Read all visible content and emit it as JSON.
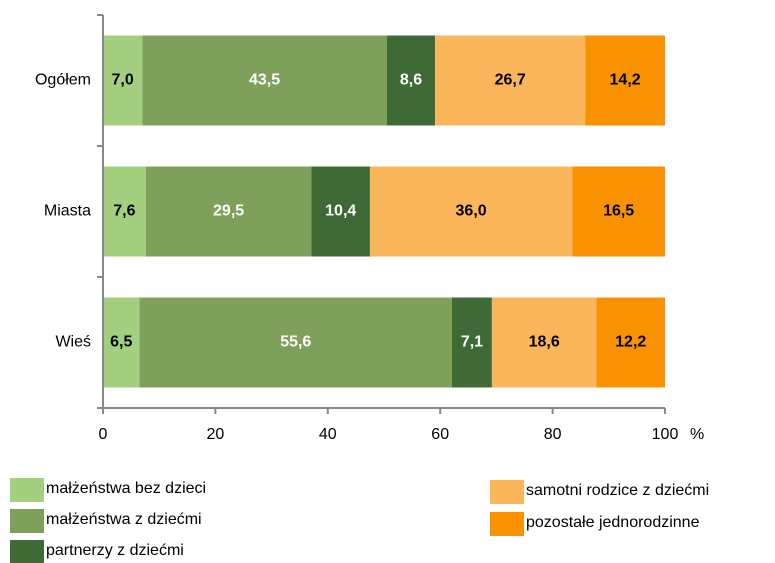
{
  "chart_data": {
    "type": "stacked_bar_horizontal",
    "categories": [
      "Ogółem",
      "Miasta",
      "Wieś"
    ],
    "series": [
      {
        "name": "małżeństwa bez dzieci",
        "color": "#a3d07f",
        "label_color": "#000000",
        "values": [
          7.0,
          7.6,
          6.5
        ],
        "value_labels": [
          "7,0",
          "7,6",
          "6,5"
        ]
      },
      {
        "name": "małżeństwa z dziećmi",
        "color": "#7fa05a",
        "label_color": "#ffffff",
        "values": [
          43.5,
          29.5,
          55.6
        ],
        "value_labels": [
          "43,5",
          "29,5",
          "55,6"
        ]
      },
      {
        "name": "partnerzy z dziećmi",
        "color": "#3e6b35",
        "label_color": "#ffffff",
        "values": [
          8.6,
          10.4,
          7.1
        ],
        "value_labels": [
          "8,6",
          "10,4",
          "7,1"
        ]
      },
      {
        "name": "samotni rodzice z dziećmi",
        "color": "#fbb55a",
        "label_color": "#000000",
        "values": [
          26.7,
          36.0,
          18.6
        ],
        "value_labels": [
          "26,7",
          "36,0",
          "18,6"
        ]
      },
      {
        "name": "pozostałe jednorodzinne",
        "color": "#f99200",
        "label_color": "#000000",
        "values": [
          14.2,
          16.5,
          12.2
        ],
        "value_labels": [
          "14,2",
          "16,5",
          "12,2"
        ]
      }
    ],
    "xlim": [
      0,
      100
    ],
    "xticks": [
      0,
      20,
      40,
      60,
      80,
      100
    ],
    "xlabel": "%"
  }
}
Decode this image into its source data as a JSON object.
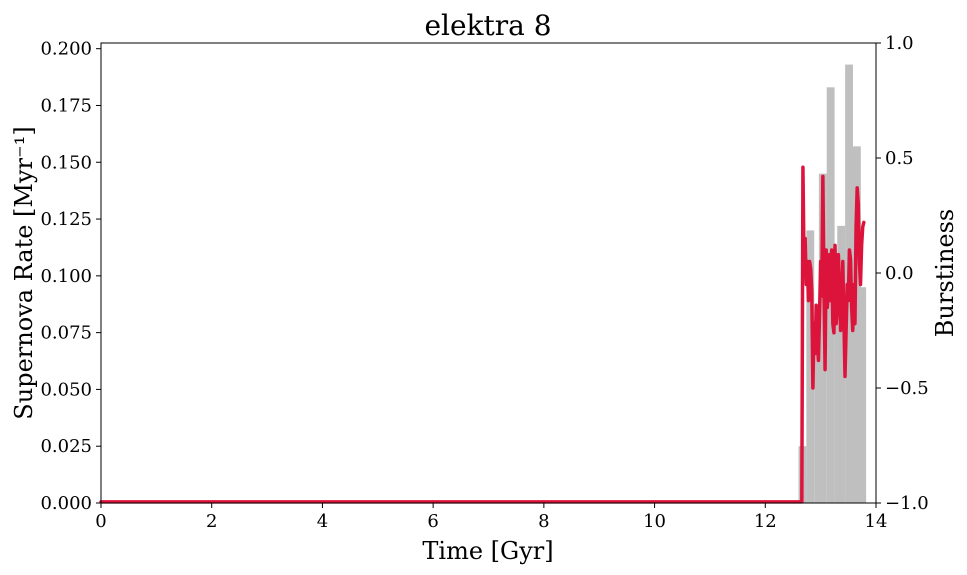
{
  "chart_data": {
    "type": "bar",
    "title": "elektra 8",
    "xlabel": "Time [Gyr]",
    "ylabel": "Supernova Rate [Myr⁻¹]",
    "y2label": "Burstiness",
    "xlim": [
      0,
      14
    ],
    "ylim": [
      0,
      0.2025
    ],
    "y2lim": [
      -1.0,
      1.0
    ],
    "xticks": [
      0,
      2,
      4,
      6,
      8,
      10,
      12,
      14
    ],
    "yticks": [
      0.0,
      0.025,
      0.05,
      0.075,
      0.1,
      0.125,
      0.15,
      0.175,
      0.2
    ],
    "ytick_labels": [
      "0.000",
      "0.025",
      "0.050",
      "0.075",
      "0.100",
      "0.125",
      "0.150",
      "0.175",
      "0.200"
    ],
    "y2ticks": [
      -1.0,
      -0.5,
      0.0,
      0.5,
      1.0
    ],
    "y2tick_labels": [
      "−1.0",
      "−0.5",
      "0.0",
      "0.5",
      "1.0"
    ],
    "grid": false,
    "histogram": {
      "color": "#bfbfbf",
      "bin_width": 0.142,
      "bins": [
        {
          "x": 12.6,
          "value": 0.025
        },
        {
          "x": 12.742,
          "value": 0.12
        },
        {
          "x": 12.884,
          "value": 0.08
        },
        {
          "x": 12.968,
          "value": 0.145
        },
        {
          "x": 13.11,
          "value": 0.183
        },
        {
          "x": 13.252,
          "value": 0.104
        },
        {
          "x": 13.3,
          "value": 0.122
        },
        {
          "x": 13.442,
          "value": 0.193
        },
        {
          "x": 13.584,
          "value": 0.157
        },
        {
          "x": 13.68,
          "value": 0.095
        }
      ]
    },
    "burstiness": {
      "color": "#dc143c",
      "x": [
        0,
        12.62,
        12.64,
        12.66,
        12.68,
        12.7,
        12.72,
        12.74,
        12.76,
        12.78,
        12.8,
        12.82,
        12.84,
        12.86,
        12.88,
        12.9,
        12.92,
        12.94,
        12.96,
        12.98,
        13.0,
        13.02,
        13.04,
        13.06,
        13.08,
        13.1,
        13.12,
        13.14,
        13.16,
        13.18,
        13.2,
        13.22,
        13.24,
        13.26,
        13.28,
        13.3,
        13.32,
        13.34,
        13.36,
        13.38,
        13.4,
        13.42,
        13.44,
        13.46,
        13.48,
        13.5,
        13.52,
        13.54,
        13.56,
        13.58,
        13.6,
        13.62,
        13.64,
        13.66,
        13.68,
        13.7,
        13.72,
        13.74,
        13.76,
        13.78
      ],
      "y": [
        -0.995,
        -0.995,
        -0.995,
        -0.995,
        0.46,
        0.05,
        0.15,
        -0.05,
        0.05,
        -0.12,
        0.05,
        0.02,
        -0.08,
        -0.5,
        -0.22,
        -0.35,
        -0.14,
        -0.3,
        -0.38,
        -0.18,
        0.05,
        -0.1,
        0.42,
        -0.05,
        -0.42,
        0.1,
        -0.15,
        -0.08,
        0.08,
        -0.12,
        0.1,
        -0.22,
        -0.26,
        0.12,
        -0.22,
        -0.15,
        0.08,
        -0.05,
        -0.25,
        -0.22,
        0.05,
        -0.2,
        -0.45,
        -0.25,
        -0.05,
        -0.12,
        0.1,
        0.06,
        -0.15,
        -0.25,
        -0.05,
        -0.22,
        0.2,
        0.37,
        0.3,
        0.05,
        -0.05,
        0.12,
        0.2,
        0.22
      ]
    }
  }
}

• What is being asked:
Give every line back word for word and leave the pictures out.

• Solution below:
Read all visible content and emit it as JSON.
{
  "chart_data": {
    "type": "stacked_bar_horizontal",
    "categories": [
      "Ogółem",
      "Miasta",
      "Wieś"
    ],
    "series": [
      {
        "name": "małżeństwa bez dzieci",
        "color": "#a3d07f",
        "label_color": "#000000",
        "values": [
          7.0,
          7.6,
          6.5
        ],
        "value_labels": [
          "7,0",
          "7,6",
          "6,5"
        ]
      },
      {
        "name": "małżeństwa z dziećmi",
        "color": "#7fa05a",
        "label_color": "#ffffff",
        "values": [
          43.5,
          29.5,
          55.6
        ],
        "value_labels": [
          "43,5",
          "29,5",
          "55,6"
        ]
      },
      {
        "name": "partnerzy z dziećmi",
        "color": "#3e6b35",
        "label_color": "#ffffff",
        "values": [
          8.6,
          10.4,
          7.1
        ],
        "value_labels": [
          "8,6",
          "10,4",
          "7,1"
        ]
      },
      {
        "name": "samotni rodzice z dziećmi",
        "color": "#fbb55a",
        "label_color": "#000000",
        "values": [
          26.7,
          36.0,
          18.6
        ],
        "value_labels": [
          "26,7",
          "36,0",
          "18,6"
        ]
      },
      {
        "name": "pozostałe jednorodzinne",
        "color": "#f99200",
        "label_color": "#000000",
        "values": [
          14.2,
          16.5,
          12.2
        ],
        "value_labels": [
          "14,2",
          "16,5",
          "12,2"
        ]
      }
    ],
    "xlim": [
      0,
      100
    ],
    "xticks": [
      0,
      20,
      40,
      60,
      80,
      100
    ],
    "xlabel": "%"
  }
}
Decode this image into its source data as a JSON object.
{
  "chart_data": {
    "type": "bar",
    "title": "elektra 8",
    "xlabel": "Time [Gyr]",
    "ylabel": "Supernova Rate [Myr⁻¹]",
    "y2label": "Burstiness",
    "xlim": [
      0,
      14
    ],
    "ylim": [
      0,
      0.2025
    ],
    "y2lim": [
      -1.0,
      1.0
    ],
    "xticks": [
      0,
      2,
      4,
      6,
      8,
      10,
      12,
      14
    ],
    "yticks": [
      0.0,
      0.025,
      0.05,
      0.075,
      0.1,
      0.125,
      0.15,
      0.175,
      0.2
    ],
    "ytick_labels": [
      "0.000",
      "0.025",
      "0.050",
      "0.075",
      "0.100",
      "0.125",
      "0.150",
      "0.175",
      "0.200"
    ],
    "y2ticks": [
      -1.0,
      -0.5,
      0.0,
      0.5,
      1.0
    ],
    "y2tick_labels": [
      "−1.0",
      "−0.5",
      "0.0",
      "0.5",
      "1.0"
    ],
    "grid": false,
    "histogram": {
      "color": "#bfbfbf",
      "bin_width": 0.142,
      "bins": [
        {
          "x": 12.6,
          "value": 0.025
        },
        {
          "x": 12.742,
          "value": 0.12
        },
        {
          "x": 12.884,
          "value": 0.08
        },
        {
          "x": 12.968,
          "value": 0.145
        },
        {
          "x": 13.11,
          "value": 0.183
        },
        {
          "x": 13.252,
          "value": 0.104
        },
        {
          "x": 13.3,
          "value": 0.122
        },
        {
          "x": 13.442,
          "value": 0.193
        },
        {
          "x": 13.584,
          "value": 0.157
        },
        {
          "x": 13.68,
          "value": 0.095
        }
      ]
    },
    "burstiness": {
      "color": "#dc143c",
      "x": [
        0,
        12.62,
        12.64,
        12.66,
        12.68,
        12.7,
        12.72,
        12.74,
        12.76,
        12.78,
        12.8,
        12.82,
        12.84,
        12.86,
        12.88,
        12.9,
        12.92,
        12.94,
        12.96,
        12.98,
        13.0,
        13.02,
        13.04,
        13.06,
        13.08,
        13.1,
        13.12,
        13.14,
        13.16,
        13.18,
        13.2,
        13.22,
        13.24,
        13.26,
        13.28,
        13.3,
        13.32,
        13.34,
        13.36,
        13.38,
        13.4,
        13.42,
        13.44,
        13.46,
        13.48,
        13.5,
        13.52,
        13.54,
        13.56,
        13.58,
        13.6,
        13.62,
        13.64,
        13.66,
        13.68,
        13.7,
        13.72,
        13.74,
        13.76,
        13.78
      ],
      "y": [
        -0.995,
        -0.995,
        -0.995,
        -0.995,
        0.46,
        0.05,
        0.15,
        -0.05,
        0.05,
        -0.12,
        0.05,
        0.02,
        -0.08,
        -0.5,
        -0.22,
        -0.35,
        -0.14,
        -0.3,
        -0.38,
        -0.18,
        0.05,
        -0.1,
        0.42,
        -0.05,
        -0.42,
        0.1,
        -0.15,
        -0.08,
        0.08,
        -0.12,
        0.1,
        -0.22,
        -0.26,
        0.12,
        -0.22,
        -0.15,
        0.08,
        -0.05,
        -0.25,
        -0.22,
        0.05,
        -0.2,
        -0.45,
        -0.25,
        -0.05,
        -0.12,
        0.1,
        0.06,
        -0.15,
        -0.25,
        -0.05,
        -0.22,
        0.2,
        0.37,
        0.3,
        0.05,
        -0.05,
        0.12,
        0.2,
        0.22
      ]
    }
  }
}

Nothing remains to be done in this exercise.